Figure contents as structured data
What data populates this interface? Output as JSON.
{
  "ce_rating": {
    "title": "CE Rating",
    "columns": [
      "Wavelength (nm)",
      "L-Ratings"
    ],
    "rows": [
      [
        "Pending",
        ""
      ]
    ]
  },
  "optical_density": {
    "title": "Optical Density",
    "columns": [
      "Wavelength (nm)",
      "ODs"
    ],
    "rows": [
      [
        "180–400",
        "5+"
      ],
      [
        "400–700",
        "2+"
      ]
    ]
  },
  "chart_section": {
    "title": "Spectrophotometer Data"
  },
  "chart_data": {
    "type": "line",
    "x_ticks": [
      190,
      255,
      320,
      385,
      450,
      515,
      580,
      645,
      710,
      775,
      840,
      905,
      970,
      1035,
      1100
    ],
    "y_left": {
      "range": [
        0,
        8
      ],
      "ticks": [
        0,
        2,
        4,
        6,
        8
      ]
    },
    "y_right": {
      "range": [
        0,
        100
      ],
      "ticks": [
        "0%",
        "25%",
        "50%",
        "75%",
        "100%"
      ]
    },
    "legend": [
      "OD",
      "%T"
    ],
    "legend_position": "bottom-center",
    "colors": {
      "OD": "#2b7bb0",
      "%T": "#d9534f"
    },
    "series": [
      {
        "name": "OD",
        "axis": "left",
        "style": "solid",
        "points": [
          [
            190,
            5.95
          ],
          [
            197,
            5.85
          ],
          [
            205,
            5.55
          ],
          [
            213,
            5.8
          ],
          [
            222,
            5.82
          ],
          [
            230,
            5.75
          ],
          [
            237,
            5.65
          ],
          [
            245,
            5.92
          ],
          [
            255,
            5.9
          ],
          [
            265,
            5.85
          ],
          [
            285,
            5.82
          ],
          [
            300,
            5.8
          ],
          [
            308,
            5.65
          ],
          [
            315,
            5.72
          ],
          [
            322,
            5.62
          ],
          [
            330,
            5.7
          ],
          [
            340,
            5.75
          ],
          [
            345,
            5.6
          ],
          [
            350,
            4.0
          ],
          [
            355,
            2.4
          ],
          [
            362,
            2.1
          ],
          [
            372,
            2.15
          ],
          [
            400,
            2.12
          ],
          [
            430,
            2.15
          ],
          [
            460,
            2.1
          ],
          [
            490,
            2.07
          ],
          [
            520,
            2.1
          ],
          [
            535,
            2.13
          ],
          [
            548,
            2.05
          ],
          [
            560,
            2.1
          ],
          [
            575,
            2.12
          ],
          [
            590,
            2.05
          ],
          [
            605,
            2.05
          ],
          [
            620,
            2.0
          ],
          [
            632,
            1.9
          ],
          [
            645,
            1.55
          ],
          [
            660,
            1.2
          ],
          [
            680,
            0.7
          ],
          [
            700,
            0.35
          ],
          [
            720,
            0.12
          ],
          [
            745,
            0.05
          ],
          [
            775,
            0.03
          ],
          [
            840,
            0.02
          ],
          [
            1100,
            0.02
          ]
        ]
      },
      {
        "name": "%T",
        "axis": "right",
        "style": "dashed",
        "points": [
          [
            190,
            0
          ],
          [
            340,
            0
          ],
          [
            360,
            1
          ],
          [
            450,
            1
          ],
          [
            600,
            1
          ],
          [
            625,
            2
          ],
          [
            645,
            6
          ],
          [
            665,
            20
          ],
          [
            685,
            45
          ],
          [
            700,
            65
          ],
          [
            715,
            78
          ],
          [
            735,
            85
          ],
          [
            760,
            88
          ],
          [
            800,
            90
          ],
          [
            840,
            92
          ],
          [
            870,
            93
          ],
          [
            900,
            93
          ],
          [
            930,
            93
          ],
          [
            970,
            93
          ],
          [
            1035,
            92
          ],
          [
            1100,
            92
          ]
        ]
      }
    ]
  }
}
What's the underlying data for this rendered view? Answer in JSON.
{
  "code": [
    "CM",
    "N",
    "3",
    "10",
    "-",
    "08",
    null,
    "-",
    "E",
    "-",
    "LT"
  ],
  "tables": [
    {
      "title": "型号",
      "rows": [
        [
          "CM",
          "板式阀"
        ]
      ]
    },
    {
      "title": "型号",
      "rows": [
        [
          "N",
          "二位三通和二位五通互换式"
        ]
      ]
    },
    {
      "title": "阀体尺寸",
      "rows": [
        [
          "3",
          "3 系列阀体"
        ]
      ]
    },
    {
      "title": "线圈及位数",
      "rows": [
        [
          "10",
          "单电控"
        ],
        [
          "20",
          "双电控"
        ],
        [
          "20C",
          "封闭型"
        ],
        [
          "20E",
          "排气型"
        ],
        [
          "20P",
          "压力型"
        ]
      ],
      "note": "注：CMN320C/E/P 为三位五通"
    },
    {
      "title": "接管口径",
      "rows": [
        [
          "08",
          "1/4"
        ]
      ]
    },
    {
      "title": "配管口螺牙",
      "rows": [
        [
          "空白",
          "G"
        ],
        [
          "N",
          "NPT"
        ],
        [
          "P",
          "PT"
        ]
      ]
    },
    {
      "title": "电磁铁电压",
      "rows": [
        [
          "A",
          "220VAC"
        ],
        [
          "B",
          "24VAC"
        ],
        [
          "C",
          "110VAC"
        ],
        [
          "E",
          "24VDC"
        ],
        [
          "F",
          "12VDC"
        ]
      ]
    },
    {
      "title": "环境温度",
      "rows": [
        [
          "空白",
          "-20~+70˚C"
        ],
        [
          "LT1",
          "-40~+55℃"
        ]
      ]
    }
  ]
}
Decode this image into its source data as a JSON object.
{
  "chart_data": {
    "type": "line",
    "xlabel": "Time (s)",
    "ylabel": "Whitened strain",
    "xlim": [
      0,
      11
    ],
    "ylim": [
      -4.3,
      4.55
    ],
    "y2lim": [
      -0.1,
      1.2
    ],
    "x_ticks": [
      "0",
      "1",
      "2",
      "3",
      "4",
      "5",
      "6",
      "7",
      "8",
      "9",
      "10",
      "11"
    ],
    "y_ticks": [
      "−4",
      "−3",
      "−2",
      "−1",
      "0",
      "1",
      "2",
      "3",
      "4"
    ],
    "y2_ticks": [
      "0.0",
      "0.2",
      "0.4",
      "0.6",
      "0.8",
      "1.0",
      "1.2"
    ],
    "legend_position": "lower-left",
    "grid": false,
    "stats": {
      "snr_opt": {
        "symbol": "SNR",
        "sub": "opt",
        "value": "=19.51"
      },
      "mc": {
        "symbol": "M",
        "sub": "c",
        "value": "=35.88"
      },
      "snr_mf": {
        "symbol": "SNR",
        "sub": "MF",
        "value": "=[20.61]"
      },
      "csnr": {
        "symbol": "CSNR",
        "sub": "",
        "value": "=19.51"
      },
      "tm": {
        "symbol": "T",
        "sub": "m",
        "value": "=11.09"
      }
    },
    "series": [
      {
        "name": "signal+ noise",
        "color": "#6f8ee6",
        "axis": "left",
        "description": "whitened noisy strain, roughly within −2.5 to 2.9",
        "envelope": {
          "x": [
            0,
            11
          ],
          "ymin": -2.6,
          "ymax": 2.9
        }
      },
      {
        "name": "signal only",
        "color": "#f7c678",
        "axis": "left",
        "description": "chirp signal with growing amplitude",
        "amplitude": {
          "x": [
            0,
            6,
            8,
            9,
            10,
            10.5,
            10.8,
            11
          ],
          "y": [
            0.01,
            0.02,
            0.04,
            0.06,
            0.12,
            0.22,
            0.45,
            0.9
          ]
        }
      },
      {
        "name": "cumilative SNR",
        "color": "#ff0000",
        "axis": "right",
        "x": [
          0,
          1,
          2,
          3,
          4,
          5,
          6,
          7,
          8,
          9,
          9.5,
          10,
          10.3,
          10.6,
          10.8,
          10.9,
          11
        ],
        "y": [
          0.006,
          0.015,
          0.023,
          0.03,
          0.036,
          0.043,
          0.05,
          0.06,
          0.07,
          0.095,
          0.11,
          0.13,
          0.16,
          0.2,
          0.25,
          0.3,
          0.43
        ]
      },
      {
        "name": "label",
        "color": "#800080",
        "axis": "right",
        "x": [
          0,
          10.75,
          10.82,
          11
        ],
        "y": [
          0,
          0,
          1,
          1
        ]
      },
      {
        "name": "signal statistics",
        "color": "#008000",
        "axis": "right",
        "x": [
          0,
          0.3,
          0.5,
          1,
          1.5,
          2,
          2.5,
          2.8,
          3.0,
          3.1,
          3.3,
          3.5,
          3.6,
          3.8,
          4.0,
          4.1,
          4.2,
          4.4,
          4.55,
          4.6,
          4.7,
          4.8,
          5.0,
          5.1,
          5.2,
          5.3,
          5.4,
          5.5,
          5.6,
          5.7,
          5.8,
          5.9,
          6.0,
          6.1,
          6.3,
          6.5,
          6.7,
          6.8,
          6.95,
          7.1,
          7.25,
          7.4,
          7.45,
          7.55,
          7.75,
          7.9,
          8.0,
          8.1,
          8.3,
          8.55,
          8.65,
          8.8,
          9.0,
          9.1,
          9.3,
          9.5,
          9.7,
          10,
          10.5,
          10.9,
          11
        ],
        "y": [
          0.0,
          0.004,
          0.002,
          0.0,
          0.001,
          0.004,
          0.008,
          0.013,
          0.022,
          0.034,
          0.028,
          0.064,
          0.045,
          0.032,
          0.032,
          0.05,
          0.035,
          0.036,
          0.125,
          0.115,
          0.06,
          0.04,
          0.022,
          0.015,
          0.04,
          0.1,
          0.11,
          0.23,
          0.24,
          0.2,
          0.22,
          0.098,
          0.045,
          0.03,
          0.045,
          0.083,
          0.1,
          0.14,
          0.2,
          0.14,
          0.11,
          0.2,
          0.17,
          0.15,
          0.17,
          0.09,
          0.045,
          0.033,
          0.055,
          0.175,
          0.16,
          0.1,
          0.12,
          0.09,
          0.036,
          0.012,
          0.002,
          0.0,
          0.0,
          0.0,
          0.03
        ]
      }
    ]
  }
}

Given problem | From the listing above, pick out each line where the word "description" appears.

Answer to this task |
        "description": "whitened noisy strain, roughly within −2.5 to 2.9",
        "description": "chirp signal with growing amplitude",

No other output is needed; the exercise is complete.